* **Exercise directions**
Transcribe the material in full. Nothing should differ except that the pictures are left out.
※ ※ ※
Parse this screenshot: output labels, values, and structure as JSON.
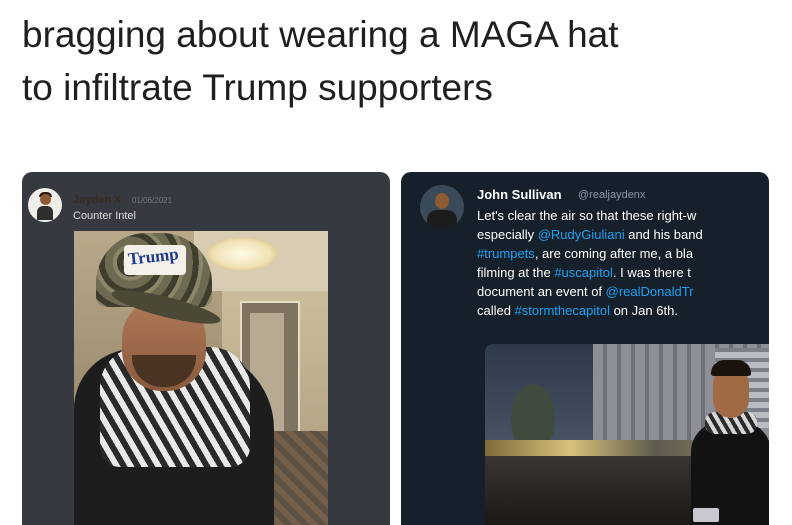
{
  "caption": {
    "line1": "bragging about wearing a MAGA hat",
    "line2": "to infiltrate Trump supporters"
  },
  "discord_post": {
    "username": "Jayden X",
    "timestamp": "01/06/2021",
    "status": "Counter Intel",
    "photo_cap_text": "Trump",
    "avatar": "user-avatar-icon"
  },
  "tweet": {
    "display_name": "John Sullivan",
    "handle": "@realjaydenx",
    "lines": [
      {
        "parts": [
          {
            "t": "Let's clear the air so that these right-w",
            "tag": false
          }
        ]
      },
      {
        "parts": [
          {
            "t": "especially ",
            "tag": false
          },
          {
            "t": "@RudyGiuliani",
            "tag": true
          },
          {
            "t": " and his band",
            "tag": false
          }
        ]
      },
      {
        "parts": [
          {
            "t": "#trumpets",
            "tag": true
          },
          {
            "t": ", are coming after me, a bla",
            "tag": false
          }
        ]
      },
      {
        "parts": [
          {
            "t": "filming at the ",
            "tag": false
          },
          {
            "t": "#uscapitol",
            "tag": true
          },
          {
            "t": ". I was there t",
            "tag": false
          }
        ]
      },
      {
        "parts": [
          {
            "t": "document an event of ",
            "tag": false
          },
          {
            "t": "@realDonaldTr",
            "tag": true
          }
        ]
      },
      {
        "parts": [
          {
            "t": "called ",
            "tag": false
          },
          {
            "t": "#stormthecapitol",
            "tag": true
          },
          {
            "t": " on Jan 6th.",
            "tag": false
          }
        ]
      }
    ],
    "link_color": "#1da1f2"
  }
}
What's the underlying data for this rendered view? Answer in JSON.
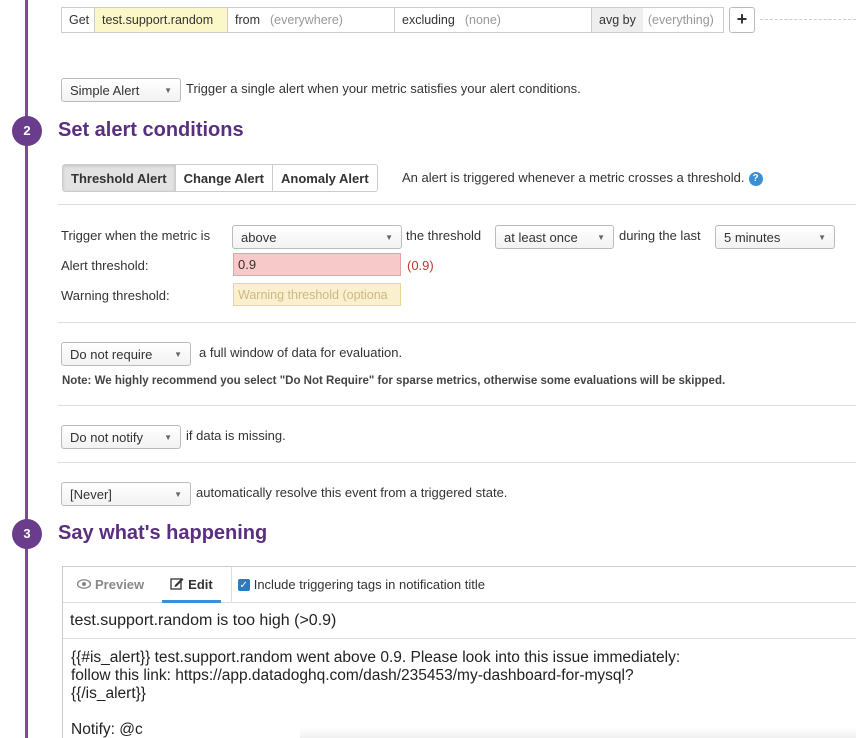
{
  "query": {
    "get_label": "Get",
    "metric": "test.support.random",
    "from_label": "from",
    "from_value": "(everywhere)",
    "excluding_label": "excluding",
    "excluding_value": "(none)",
    "avgby_label": "avg by",
    "avgby_value": "(everything)",
    "add_symbol": "+"
  },
  "alert_type": {
    "selected": "Simple Alert",
    "description": "Trigger a single alert when your metric satisfies your alert conditions."
  },
  "step2": {
    "number": "2",
    "title": "Set alert conditions",
    "tabs": [
      "Threshold Alert",
      "Change Alert",
      "Anomaly Alert"
    ],
    "tab_description": "An alert is triggered whenever a metric crosses a threshold.",
    "help_symbol": "?",
    "trigger_label": "Trigger when the metric is",
    "comparison": "above",
    "threshold_label": "the threshold",
    "frequency": "at least once",
    "during_label": "during the last",
    "window": "5 minutes",
    "alert_threshold_label": "Alert threshold:",
    "alert_threshold_value": "0.9",
    "alert_threshold_echo": "(0.9)",
    "warning_threshold_label": "Warning threshold:",
    "warning_threshold_placeholder": "Warning threshold (optiona",
    "require_selected": "Do not require",
    "require_text": "a full window of data for evaluation.",
    "require_note": "Note: We highly recommend you select \"Do Not Require\" for sparse metrics, otherwise some evaluations will be skipped.",
    "notify_selected": "Do not notify",
    "notify_text": "if data is missing.",
    "resolve_selected": "[Never]",
    "resolve_text": "automatically resolve this event from a triggered state."
  },
  "step3": {
    "number": "3",
    "title": "Say what's happening",
    "preview_tab": "Preview",
    "edit_tab": "Edit",
    "include_tags_label": "Include triggering tags in notification title",
    "message_title": "test.support.random is too high (>0.9)",
    "body_lines": [
      "{{#is_alert}} test.support.random went above 0.9. Please look into this issue immediately:",
      "follow this link: https://app.datadoghq.com/dash/235453/my-dashboard-for-mysql?",
      "{{/is_alert}}",
      "",
      "Notify: @c"
    ]
  }
}
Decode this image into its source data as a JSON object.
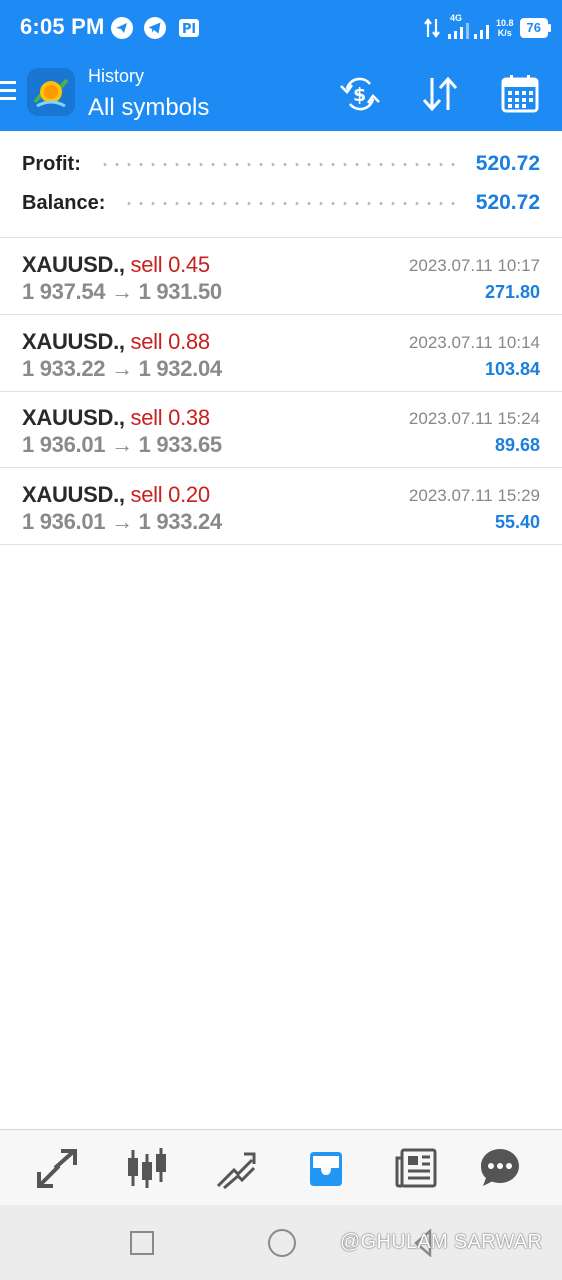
※ ※ ※
* **Completed exercise**
Parse this screenshot: output labels, values, and structure as JSON.
{
  "caption": {
    "line1": "bragging about wearing a MAGA hat",
    "line2": "to infiltrate Trump supporters"
  },
  "discord_post": {
    "username": "Jayden X",
    "timestamp": "01/06/2021",
    "status": "Counter Intel",
    "photo_cap_text": "Trump",
    "avatar": "user-avatar-icon"
  },
  "tweet": {
    "display_name": "John Sullivan",
    "handle": "@realjaydenx",
    "lines": [
      {
        "parts": [
          {
            "t": "Let's clear the air so that these right-w",
            "tag": false
          }
        ]
      },
      {
        "parts": [
          {
            "t": "especially ",
            "tag": false
          },
          {
            "t": "@RudyGiuliani",
            "tag": true
          },
          {
            "t": " and his band",
            "tag": false
          }
        ]
      },
      {
        "parts": [
          {
            "t": "#trumpets",
            "tag": true
          },
          {
            "t": ", are coming after me, a bla",
            "tag": false
          }
        ]
      },
      {
        "parts": [
          {
            "t": "filming at the ",
            "tag": false
          },
          {
            "t": "#uscapitol",
            "tag": true
          },
          {
            "t": ". I was there t",
            "tag": false
          }
        ]
      },
      {
        "parts": [
          {
            "t": "document an event of ",
            "tag": false
          },
          {
            "t": "@realDonaldTr",
            "tag": true
          }
        ]
      },
      {
        "parts": [
          {
            "t": "called ",
            "tag": false
          },
          {
            "t": "#stormthecapitol",
            "tag": true
          },
          {
            "t": " on Jan 6th.",
            "tag": false
          }
        ]
      }
    ],
    "link_color": "#1da1f2"
  }
}
What's the underlying data for this rendered view? Answer in JSON.
{
  "query": {
    "get_label": "Get",
    "metric": "test.support.random",
    "from_label": "from",
    "from_value": "(everywhere)",
    "excluding_label": "excluding",
    "excluding_value": "(none)",
    "avgby_label": "avg by",
    "avgby_value": "(everything)",
    "add_symbol": "+"
  },
  "alert_type": {
    "selected": "Simple Alert",
    "description": "Trigger a single alert when your metric satisfies your alert conditions."
  },
  "step2": {
    "number": "2",
    "title": "Set alert conditions",
    "tabs": [
      "Threshold Alert",
      "Change Alert",
      "Anomaly Alert"
    ],
    "tab_description": "An alert is triggered whenever a metric crosses a threshold.",
    "help_symbol": "?",
    "trigger_label": "Trigger when the metric is",
    "comparison": "above",
    "threshold_label": "the threshold",
    "frequency": "at least once",
    "during_label": "during the last",
    "window": "5 minutes",
    "alert_threshold_label": "Alert threshold:",
    "alert_threshold_value": "0.9",
    "alert_threshold_echo": "(0.9)",
    "warning_threshold_label": "Warning threshold:",
    "warning_threshold_placeholder": "Warning threshold (optiona",
    "require_selected": "Do not require",
    "require_text": "a full window of data for evaluation.",
    "require_note": "Note: We highly recommend you select \"Do Not Require\" for sparse metrics, otherwise some evaluations will be skipped.",
    "notify_selected": "Do not notify",
    "notify_text": "if data is missing.",
    "resolve_selected": "[Never]",
    "resolve_text": "automatically resolve this event from a triggered state."
  },
  "step3": {
    "number": "3",
    "title": "Say what's happening",
    "preview_tab": "Preview",
    "edit_tab": "Edit",
    "include_tags_label": "Include triggering tags in notification title",
    "message_title": "test.support.random is too high (>0.9)",
    "body_lines": [
      "{{#is_alert}} test.support.random went above 0.9. Please look into this issue immediately:",
      "follow this link: https://app.datadoghq.com/dash/235453/my-dashboard-for-mysql?",
      "{{/is_alert}}",
      "",
      "Notify: @c"
    ]
  }
}
Decode this image into its source data as a JSON object.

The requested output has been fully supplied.